WHAT THE TASK REQUIRES> Hunt for the word "Рюкзак" across the entries below, copying each line that holds it.

DATA>
— start —

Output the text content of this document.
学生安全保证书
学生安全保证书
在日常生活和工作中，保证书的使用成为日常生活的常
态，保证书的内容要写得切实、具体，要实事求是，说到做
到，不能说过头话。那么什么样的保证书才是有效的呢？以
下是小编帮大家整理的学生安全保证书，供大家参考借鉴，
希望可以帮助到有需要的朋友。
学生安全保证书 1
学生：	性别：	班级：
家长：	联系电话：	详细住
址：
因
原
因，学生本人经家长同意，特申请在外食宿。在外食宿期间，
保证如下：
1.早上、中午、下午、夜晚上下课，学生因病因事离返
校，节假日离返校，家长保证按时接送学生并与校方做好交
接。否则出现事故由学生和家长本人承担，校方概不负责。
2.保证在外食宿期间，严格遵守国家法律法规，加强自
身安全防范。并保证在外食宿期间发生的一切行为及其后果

— end —
— start —

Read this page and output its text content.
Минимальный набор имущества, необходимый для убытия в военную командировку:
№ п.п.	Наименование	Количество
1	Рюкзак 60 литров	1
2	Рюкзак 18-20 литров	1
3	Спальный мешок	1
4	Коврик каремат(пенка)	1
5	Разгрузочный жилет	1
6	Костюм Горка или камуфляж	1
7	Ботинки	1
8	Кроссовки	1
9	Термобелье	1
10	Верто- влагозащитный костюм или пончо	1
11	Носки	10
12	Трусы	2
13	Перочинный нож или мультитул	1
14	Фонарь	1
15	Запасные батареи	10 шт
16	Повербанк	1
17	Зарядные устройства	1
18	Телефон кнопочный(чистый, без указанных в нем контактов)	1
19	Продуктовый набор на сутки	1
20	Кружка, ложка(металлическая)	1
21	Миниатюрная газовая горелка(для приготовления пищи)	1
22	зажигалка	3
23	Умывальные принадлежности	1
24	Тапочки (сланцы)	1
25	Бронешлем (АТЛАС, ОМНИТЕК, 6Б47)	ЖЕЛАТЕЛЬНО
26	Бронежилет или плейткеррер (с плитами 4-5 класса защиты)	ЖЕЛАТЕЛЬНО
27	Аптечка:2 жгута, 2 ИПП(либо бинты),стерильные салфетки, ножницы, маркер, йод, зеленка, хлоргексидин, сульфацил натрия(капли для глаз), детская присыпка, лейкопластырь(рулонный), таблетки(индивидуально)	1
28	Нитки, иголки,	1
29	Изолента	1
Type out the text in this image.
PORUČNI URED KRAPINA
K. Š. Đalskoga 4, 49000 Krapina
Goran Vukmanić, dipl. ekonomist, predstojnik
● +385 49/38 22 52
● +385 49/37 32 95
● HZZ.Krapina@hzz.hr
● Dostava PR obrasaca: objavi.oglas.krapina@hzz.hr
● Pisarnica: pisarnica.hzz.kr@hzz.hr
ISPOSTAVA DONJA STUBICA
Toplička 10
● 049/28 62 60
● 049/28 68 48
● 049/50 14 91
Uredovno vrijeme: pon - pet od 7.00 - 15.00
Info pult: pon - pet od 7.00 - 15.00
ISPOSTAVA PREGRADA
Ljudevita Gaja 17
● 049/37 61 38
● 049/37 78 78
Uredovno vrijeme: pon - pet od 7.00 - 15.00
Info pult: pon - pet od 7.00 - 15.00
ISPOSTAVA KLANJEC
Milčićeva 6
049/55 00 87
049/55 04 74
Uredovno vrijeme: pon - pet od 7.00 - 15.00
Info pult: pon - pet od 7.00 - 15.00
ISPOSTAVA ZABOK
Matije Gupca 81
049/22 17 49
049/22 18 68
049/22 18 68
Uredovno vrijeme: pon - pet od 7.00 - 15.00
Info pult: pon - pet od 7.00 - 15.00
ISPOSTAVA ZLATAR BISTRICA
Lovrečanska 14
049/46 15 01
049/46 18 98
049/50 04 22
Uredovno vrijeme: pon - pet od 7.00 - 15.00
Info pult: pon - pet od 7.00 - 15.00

— end —

RESPONSE>
1	Рюкзак 60 литров	1
2	Рюкзак 18-20 литров	1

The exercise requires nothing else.